Requirement » Please write out the complete listing that follows, exactly as it reads.

☆ ☆ ☆

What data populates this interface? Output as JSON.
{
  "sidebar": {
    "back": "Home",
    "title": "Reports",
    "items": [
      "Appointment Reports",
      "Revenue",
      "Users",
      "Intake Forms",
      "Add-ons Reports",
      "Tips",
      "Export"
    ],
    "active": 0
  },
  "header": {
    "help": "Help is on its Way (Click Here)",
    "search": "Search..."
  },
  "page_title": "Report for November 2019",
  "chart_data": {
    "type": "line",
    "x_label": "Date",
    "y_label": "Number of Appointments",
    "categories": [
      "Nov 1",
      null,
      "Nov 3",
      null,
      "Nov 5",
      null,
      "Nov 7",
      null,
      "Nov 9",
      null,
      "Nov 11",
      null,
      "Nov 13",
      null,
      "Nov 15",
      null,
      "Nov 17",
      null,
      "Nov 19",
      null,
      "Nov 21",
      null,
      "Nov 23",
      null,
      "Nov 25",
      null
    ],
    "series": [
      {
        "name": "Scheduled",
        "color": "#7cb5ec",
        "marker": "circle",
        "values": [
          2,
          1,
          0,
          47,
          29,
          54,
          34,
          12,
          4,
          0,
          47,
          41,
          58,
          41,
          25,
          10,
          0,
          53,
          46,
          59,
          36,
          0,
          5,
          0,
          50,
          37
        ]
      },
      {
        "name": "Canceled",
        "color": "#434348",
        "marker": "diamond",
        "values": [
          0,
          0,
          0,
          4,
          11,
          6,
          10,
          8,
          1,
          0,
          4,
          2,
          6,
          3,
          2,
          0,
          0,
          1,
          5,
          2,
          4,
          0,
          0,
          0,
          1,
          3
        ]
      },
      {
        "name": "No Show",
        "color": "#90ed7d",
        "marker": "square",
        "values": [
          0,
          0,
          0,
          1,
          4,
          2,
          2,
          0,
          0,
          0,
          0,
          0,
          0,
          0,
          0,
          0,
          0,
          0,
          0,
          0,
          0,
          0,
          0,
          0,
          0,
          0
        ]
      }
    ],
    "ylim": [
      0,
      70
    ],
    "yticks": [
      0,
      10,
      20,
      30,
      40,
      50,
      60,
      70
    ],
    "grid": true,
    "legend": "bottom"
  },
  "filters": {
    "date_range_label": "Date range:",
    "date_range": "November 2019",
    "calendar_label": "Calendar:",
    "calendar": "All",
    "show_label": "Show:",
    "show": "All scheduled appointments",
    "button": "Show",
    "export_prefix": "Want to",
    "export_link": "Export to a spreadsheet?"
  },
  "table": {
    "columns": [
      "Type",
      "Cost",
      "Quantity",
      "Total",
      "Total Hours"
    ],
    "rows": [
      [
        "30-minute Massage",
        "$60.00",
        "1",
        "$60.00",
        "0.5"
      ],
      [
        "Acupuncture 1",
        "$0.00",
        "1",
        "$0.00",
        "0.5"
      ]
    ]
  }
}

☆ ☆ ☆

Correct answer »
What data populates this interface? Output as JSON.
{
  "sidebar": {
    "back": "Home",
    "title": "Reports",
    "items": [
      "Appointment Reports",
      "Revenue",
      "Users",
      "Intake Forms",
      "Add-ons Reports",
      "Tips",
      "Export"
    ],
    "active": 0
  },
  "header": {
    "help": "Help is on its Way (Click Here)",
    "search": "Search..."
  },
  "page_title": "Report for November 2019",
  "chart_data": {
    "type": "line",
    "x_label": "Date",
    "y_label": "Number of Appointments",
    "categories": [
      "Nov 1",
      null,
      "Nov 3",
      null,
      "Nov 5",
      null,
      "Nov 7",
      null,
      "Nov 9",
      null,
      "Nov 11",
      null,
      "Nov 13",
      null,
      "Nov 15",
      null,
      "Nov 17",
      null,
      "Nov 19",
      null,
      "Nov 21",
      null,
      "Nov 23",
      null,
      "Nov 25",
      null
    ],
    "series": [
      {
        "name": "Scheduled",
        "color": "#7cb5ec",
        "marker": "circle",
        "values": [
          2,
          1,
          0,
          47,
          29,
          54,
          34,
          12,
          4,
          0,
          47,
          41,
          58,
          41,
          25,
          10,
          0,
          53,
          46,
          59,
          36,
          0,
          5,
          0,
          50,
          37
        ]
      },
      {
        "name": "Canceled",
        "color": "#434348",
        "marker": "diamond",
        "values": [
          0,
          0,
          0,
          4,
          11,
          6,
          10,
          8,
          1,
          0,
          4,
          2,
          6,
          3,
          2,
          0,
          0,
          1,
          5,
          2,
          4,
          0,
          0,
          0,
          1,
          3
        ]
      },
      {
        "name": "No Show",
        "color": "#90ed7d",
        "marker": "square",
        "values": [
          0,
          0,
          0,
          1,
          4,
          2,
          2,
          0,
          0,
          0,
          0,
          0,
          0,
          0,
          0,
          0,
          0,
          0,
          0,
          0,
          0,
          0,
          0,
          0,
          0,
          0
        ]
      }
    ],
    "ylim": [
      0,
      70
    ],
    "yticks": [
      0,
      10,
      20,
      30,
      40,
      50,
      60,
      70
    ],
    "grid": true,
    "legend": "bottom"
  },
  "filters": {
    "date_range_label": "Date range:",
    "date_range": "November 2019",
    "calendar_label": "Calendar:",
    "calendar": "All",
    "show_label": "Show:",
    "show": "All scheduled appointments",
    "button": "Show",
    "export_prefix": "Want to",
    "export_link": "Export to a spreadsheet?"
  },
  "table": {
    "columns": [
      "Type",
      "Cost",
      "Quantity",
      "Total",
      "Total Hours"
    ],
    "rows": [
      [
        "30-minute Massage",
        "$60.00",
        "1",
        "$60.00",
        "0.5"
      ],
      [
        "Acupuncture 1",
        "$0.00",
        "1",
        "$0.00",
        "0.5"
      ]
    ]
  }
}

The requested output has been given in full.